> [Exercise directions] Show only lines that include "start".

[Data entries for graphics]
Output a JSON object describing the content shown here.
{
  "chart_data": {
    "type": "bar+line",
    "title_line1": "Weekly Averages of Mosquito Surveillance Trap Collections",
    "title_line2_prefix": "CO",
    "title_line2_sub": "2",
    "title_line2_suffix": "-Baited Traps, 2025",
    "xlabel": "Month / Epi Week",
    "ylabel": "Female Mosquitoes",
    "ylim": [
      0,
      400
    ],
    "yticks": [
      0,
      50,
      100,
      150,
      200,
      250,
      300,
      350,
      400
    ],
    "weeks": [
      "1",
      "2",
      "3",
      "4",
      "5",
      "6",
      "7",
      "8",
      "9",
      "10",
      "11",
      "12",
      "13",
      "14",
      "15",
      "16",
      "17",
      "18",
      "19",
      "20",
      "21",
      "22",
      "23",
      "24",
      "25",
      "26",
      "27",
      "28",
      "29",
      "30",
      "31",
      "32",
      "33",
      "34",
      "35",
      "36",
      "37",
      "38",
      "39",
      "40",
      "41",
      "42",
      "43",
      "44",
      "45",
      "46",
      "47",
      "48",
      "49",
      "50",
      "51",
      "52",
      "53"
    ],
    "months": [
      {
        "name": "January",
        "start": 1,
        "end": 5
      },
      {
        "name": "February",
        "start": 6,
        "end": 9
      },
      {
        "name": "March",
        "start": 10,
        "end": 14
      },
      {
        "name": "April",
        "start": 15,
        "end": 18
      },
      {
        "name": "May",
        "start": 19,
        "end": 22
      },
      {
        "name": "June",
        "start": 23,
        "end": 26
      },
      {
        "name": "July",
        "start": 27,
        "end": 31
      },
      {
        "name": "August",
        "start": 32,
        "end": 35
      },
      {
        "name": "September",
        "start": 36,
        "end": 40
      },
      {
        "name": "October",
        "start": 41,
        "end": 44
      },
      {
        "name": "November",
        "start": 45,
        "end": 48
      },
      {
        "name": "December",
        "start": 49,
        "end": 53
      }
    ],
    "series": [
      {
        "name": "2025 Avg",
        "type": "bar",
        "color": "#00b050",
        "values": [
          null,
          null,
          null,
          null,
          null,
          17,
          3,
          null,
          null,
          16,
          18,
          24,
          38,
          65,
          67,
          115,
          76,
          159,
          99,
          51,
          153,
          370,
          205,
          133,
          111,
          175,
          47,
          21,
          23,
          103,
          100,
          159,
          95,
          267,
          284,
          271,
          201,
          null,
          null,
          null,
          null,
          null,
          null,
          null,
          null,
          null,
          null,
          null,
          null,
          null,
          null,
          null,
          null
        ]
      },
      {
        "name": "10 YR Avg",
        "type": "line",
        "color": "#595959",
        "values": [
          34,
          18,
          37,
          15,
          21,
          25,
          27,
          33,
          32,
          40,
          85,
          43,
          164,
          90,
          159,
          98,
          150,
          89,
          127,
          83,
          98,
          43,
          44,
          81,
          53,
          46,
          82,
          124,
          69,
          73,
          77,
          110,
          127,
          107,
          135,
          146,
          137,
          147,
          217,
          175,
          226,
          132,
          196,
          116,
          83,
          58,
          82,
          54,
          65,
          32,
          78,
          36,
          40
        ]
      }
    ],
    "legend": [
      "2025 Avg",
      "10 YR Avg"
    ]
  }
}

> [Answer in full]
        "start": 1,
        "start": 6,
        "start": 10,
        "start": 15,
        "start": 19,
        "start": 23,
        "start": 27,
        "start": 32,
        "start": 36,
        "start": 41,
        "start": 45,
        "start": 49,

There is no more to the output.